— RECORD EXCERPTS —
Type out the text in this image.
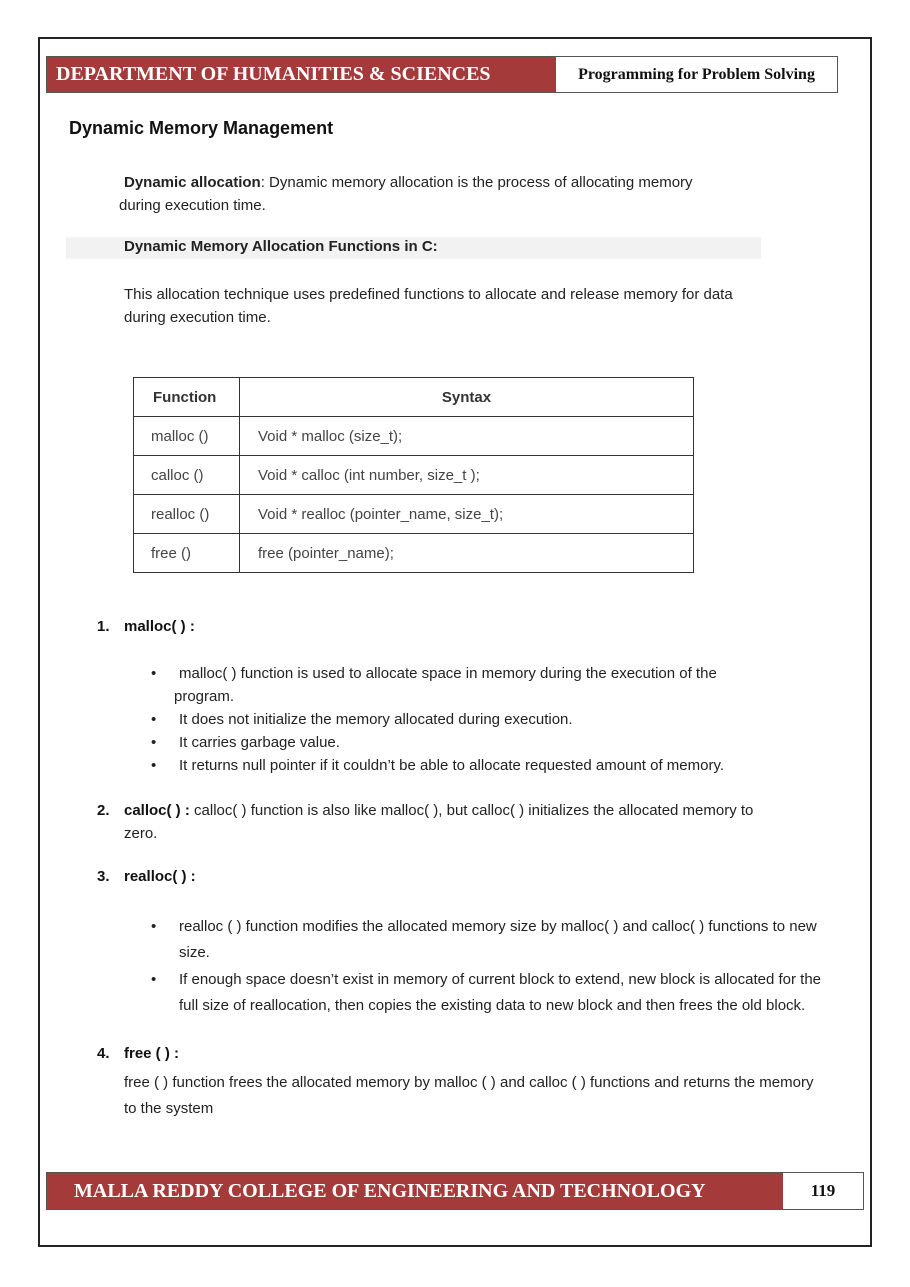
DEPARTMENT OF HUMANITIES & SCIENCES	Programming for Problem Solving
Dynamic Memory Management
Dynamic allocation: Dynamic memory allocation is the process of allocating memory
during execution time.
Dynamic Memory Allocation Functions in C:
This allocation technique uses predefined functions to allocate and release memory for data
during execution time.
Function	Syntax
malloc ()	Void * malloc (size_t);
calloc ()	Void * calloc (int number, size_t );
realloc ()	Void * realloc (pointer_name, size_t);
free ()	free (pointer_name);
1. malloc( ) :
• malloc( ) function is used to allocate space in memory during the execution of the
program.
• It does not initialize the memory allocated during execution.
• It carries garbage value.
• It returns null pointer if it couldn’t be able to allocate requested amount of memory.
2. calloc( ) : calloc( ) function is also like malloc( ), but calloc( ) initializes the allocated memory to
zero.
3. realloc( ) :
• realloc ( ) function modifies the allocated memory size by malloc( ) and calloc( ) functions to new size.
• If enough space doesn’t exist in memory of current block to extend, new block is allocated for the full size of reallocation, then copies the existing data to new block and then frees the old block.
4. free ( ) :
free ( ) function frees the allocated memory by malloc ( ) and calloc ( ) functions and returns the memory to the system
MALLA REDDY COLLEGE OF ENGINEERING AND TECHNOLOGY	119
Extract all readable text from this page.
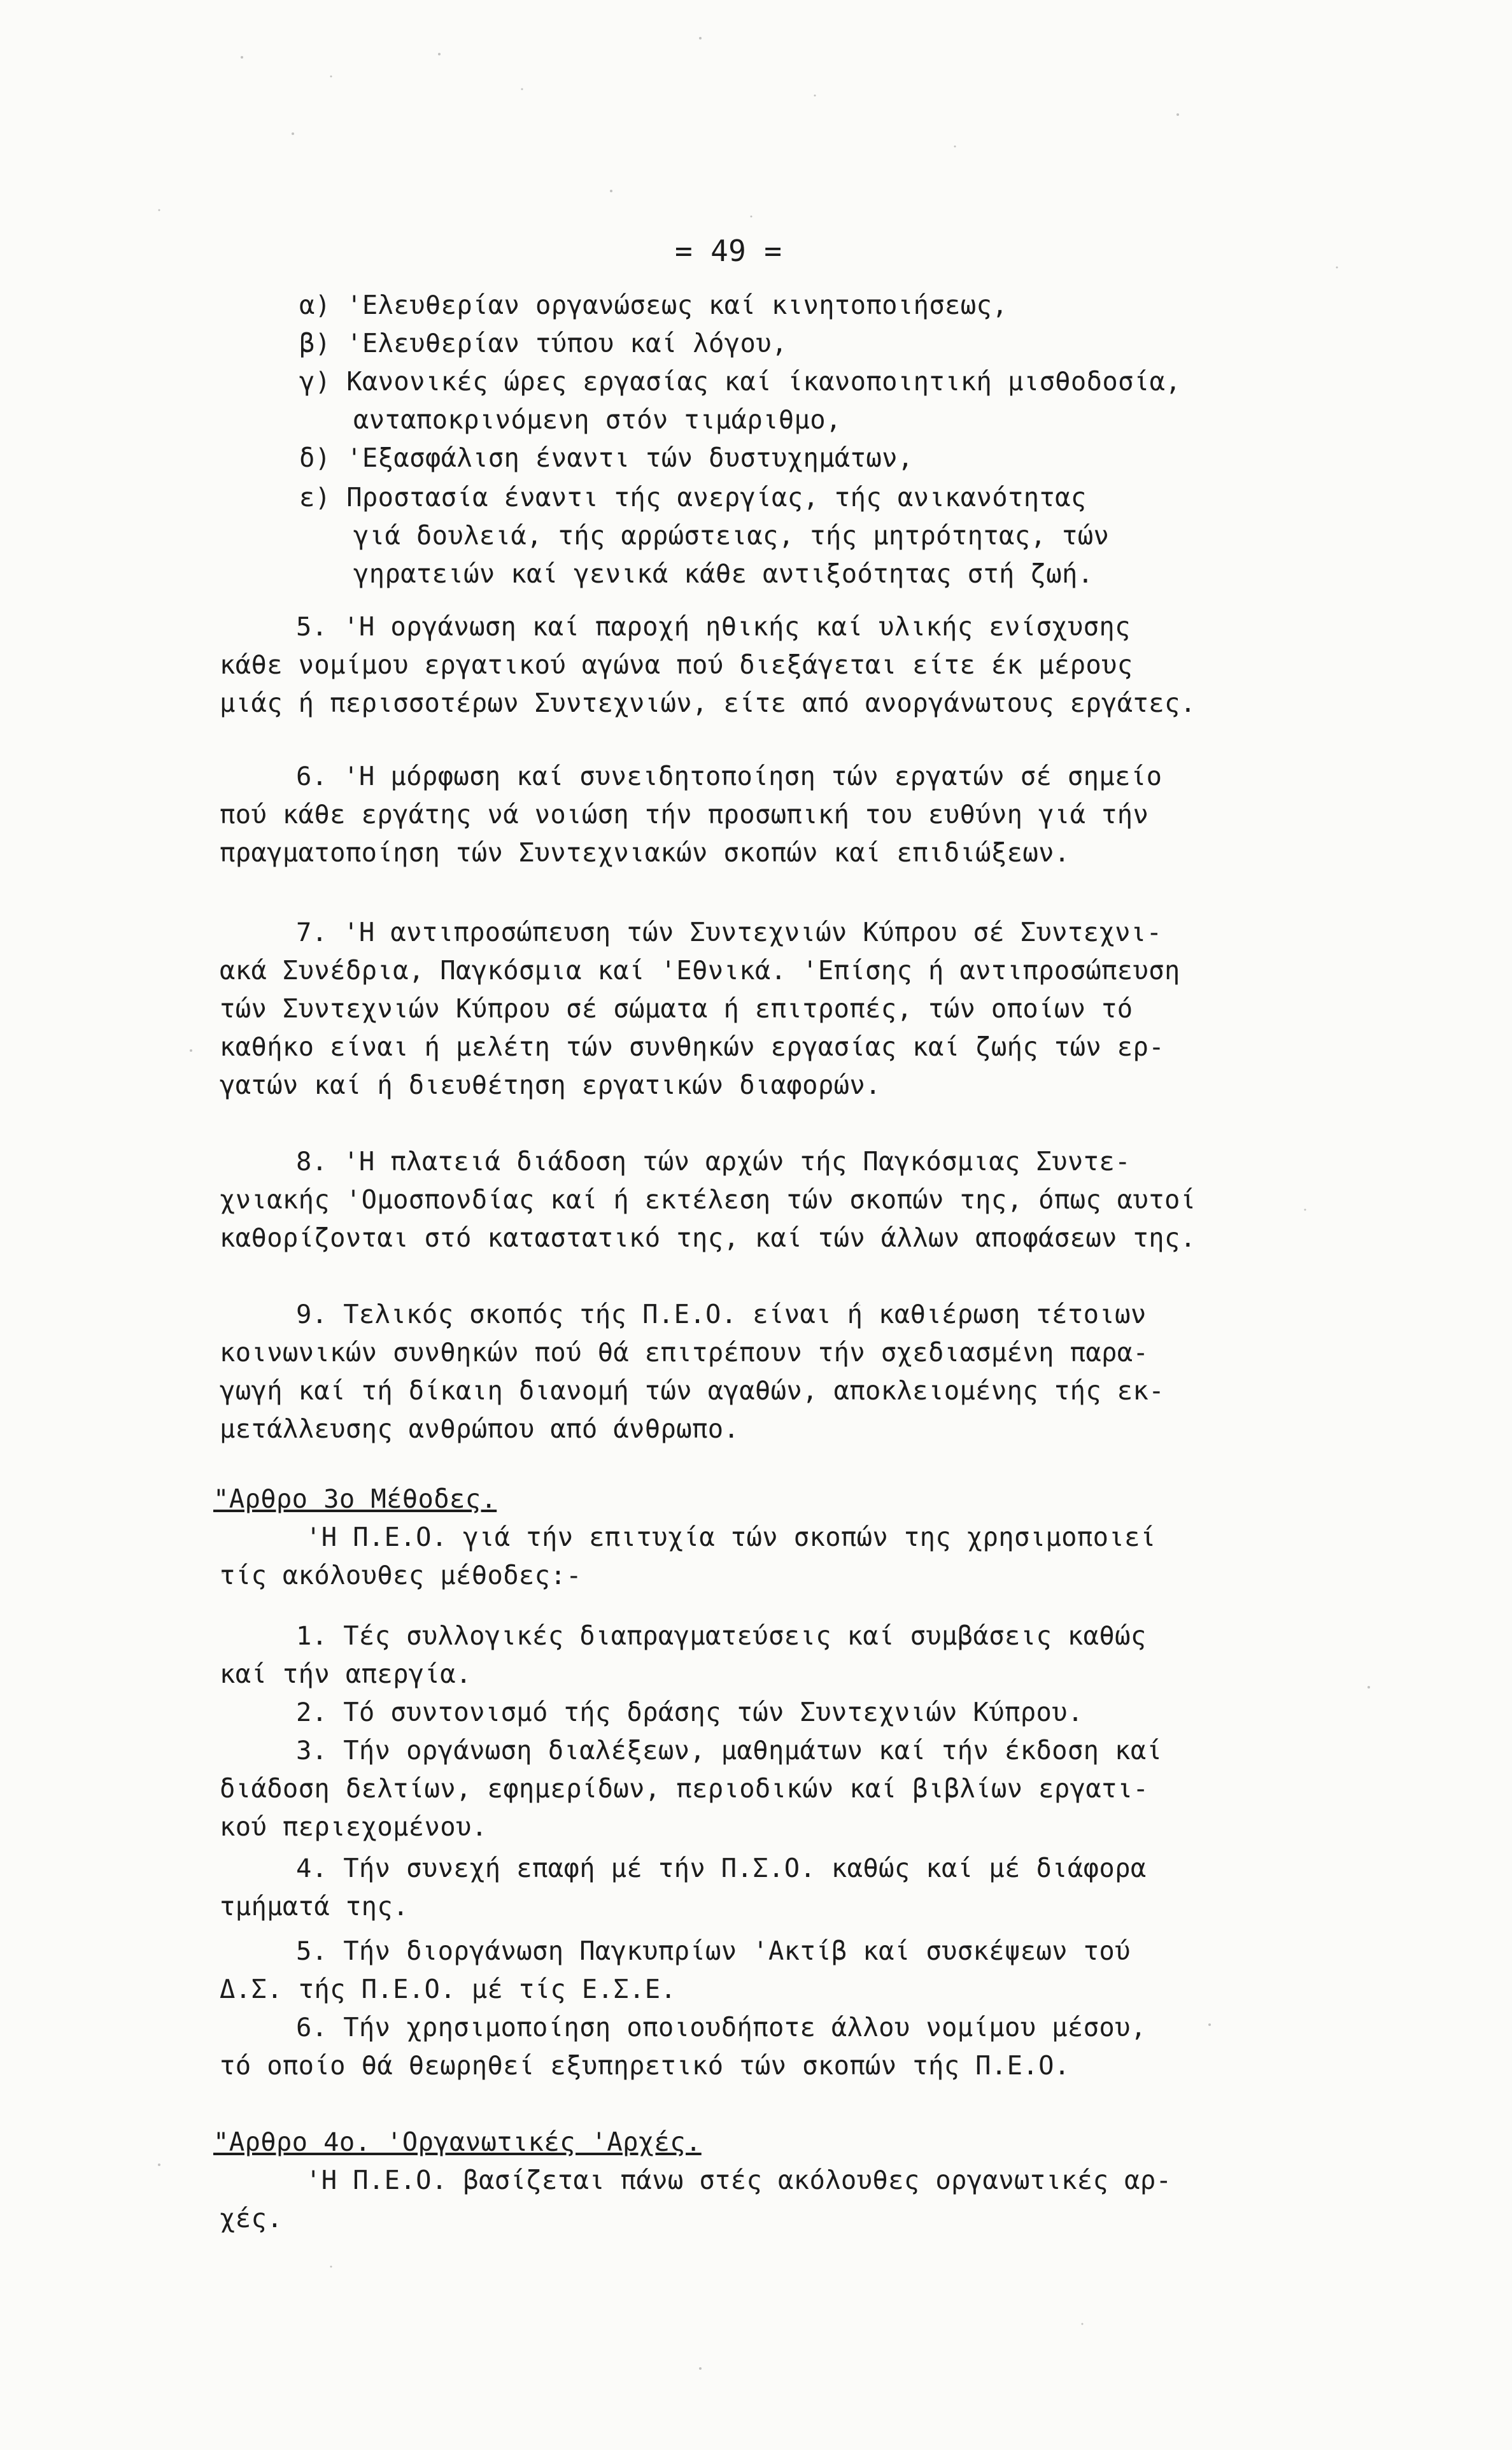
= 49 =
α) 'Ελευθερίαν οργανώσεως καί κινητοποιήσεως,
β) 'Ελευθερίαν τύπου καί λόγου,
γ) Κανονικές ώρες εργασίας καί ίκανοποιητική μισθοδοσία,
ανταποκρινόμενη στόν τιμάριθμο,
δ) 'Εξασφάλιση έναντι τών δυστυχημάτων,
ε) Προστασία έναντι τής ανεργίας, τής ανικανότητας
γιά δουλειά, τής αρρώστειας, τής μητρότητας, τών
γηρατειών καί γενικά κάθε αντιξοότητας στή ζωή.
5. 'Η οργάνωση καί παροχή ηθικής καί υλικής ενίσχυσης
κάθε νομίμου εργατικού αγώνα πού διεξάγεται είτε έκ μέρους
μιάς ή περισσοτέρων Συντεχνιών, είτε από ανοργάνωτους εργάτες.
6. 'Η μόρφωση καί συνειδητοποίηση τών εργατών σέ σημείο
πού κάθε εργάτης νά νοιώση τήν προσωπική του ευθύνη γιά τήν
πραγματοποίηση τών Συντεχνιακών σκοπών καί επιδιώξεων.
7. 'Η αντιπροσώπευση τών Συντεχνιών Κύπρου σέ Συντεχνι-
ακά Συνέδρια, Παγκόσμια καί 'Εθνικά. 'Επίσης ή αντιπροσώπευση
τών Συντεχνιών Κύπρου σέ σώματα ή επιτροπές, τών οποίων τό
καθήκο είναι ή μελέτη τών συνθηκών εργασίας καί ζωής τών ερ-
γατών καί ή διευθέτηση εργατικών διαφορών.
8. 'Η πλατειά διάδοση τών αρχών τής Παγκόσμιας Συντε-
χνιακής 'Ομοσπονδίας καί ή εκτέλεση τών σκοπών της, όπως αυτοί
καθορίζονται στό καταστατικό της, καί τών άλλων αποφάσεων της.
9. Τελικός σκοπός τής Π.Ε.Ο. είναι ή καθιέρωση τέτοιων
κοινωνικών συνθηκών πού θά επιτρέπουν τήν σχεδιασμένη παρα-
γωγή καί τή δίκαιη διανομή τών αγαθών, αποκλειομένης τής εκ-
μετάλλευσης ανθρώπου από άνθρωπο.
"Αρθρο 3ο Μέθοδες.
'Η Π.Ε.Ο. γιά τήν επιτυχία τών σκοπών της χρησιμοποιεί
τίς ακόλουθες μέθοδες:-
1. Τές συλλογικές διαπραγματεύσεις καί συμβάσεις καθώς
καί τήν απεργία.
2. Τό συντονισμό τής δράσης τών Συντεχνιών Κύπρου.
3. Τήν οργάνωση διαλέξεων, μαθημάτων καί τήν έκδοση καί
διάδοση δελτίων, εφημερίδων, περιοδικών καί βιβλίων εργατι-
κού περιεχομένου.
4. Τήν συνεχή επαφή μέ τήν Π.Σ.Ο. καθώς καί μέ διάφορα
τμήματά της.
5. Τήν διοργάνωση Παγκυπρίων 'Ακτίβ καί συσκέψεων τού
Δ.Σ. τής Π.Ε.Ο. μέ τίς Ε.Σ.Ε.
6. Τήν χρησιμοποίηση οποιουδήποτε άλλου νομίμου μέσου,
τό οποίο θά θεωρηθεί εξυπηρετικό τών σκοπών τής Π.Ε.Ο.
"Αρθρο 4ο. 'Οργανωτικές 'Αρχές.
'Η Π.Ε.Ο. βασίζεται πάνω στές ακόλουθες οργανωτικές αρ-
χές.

— TASK DESCRIPTION —
Transcribe every record above exactly as written, leaving out any pictures.

— IN RESPONSE —
Type out the text in this image.
DEPARTMENT OF HUMANITIES & SCIENCES	Programming for Problem Solving
Dynamic Memory Management
Dynamic allocation: Dynamic memory allocation is the process of allocating memory
during execution time.
Dynamic Memory Allocation Functions in C:
This allocation technique uses predefined functions to allocate and release memory for data
during execution time.
Function	Syntax
malloc ()	Void * malloc (size_t);
calloc ()	Void * calloc (int number, size_t );
realloc ()	Void * realloc (pointer_name, size_t);
free ()	free (pointer_name);
1. malloc( ) :
• malloc( ) function is used to allocate space in memory during the execution of the
program.
• It does not initialize the memory allocated during execution.
• It carries garbage value.
• It returns null pointer if it couldn’t be able to allocate requested amount of memory.
2. calloc( ) : calloc( ) function is also like malloc( ), but calloc( ) initializes the allocated memory to
zero.
3. realloc( ) :
• realloc ( ) function modifies the allocated memory size by malloc( ) and calloc( ) functions to new size.
• If enough space doesn’t exist in memory of current block to extend, new block is allocated for the full size of reallocation, then copies the existing data to new block and then frees the old block.
4. free ( ) :
free ( ) function frees the allocated memory by malloc ( ) and calloc ( ) functions and returns the memory to the system
MALLA REDDY COLLEGE OF ENGINEERING AND TECHNOLOGY	119
Extract all readable text from this page.
= 49 =
α) 'Ελευθερίαν οργανώσεως καί κινητοποιήσεως,
β) 'Ελευθερίαν τύπου καί λόγου,
γ) Κανονικές ώρες εργασίας καί ίκανοποιητική μισθοδοσία,
ανταποκρινόμενη στόν τιμάριθμο,
δ) 'Εξασφάλιση έναντι τών δυστυχημάτων,
ε) Προστασία έναντι τής ανεργίας, τής ανικανότητας
γιά δουλειά, τής αρρώστειας, τής μητρότητας, τών
γηρατειών καί γενικά κάθε αντιξοότητας στή ζωή.
5. 'Η οργάνωση καί παροχή ηθικής καί υλικής ενίσχυσης
κάθε νομίμου εργατικού αγώνα πού διεξάγεται είτε έκ μέρους
μιάς ή περισσοτέρων Συντεχνιών, είτε από ανοργάνωτους εργάτες.
6. 'Η μόρφωση καί συνειδητοποίηση τών εργατών σέ σημείο
πού κάθε εργάτης νά νοιώση τήν προσωπική του ευθύνη γιά τήν
πραγματοποίηση τών Συντεχνιακών σκοπών καί επιδιώξεων.
7. 'Η αντιπροσώπευση τών Συντεχνιών Κύπρου σέ Συντεχνι-
ακά Συνέδρια, Παγκόσμια καί 'Εθνικά. 'Επίσης ή αντιπροσώπευση
τών Συντεχνιών Κύπρου σέ σώματα ή επιτροπές, τών οποίων τό
καθήκο είναι ή μελέτη τών συνθηκών εργασίας καί ζωής τών ερ-
γατών καί ή διευθέτηση εργατικών διαφορών.
8. 'Η πλατειά διάδοση τών αρχών τής Παγκόσμιας Συντε-
χνιακής 'Ομοσπονδίας καί ή εκτέλεση τών σκοπών της, όπως αυτοί
καθορίζονται στό καταστατικό της, καί τών άλλων αποφάσεων της.
9. Τελικός σκοπός τής Π.Ε.Ο. είναι ή καθιέρωση τέτοιων
κοινωνικών συνθηκών πού θά επιτρέπουν τήν σχεδιασμένη παρα-
γωγή καί τή δίκαιη διανομή τών αγαθών, αποκλειομένης τής εκ-
μετάλλευσης ανθρώπου από άνθρωπο.
"Αρθρο 3ο Μέθοδες.
'Η Π.Ε.Ο. γιά τήν επιτυχία τών σκοπών της χρησιμοποιεί
τίς ακόλουθες μέθοδες:-
1. Τές συλλογικές διαπραγματεύσεις καί συμβάσεις καθώς
καί τήν απεργία.
2. Τό συντονισμό τής δράσης τών Συντεχνιών Κύπρου.
3. Τήν οργάνωση διαλέξεων, μαθημάτων καί τήν έκδοση καί
διάδοση δελτίων, εφημερίδων, περιοδικών καί βιβλίων εργατι-
κού περιεχομένου.
4. Τήν συνεχή επαφή μέ τήν Π.Σ.Ο. καθώς καί μέ διάφορα
τμήματά της.
5. Τήν διοργάνωση Παγκυπρίων 'Ακτίβ καί συσκέψεων τού
Δ.Σ. τής Π.Ε.Ο. μέ τίς Ε.Σ.Ε.
6. Τήν χρησιμοποίηση οποιουδήποτε άλλου νομίμου μέσου,
τό οποίο θά θεωρηθεί εξυπηρετικό τών σκοπών τής Π.Ε.Ο.
"Αρθρο 4ο. 'Οργανωτικές 'Αρχές.
'Η Π.Ε.Ο. βασίζεται πάνω στές ακόλουθες οργανωτικές αρ-
χές.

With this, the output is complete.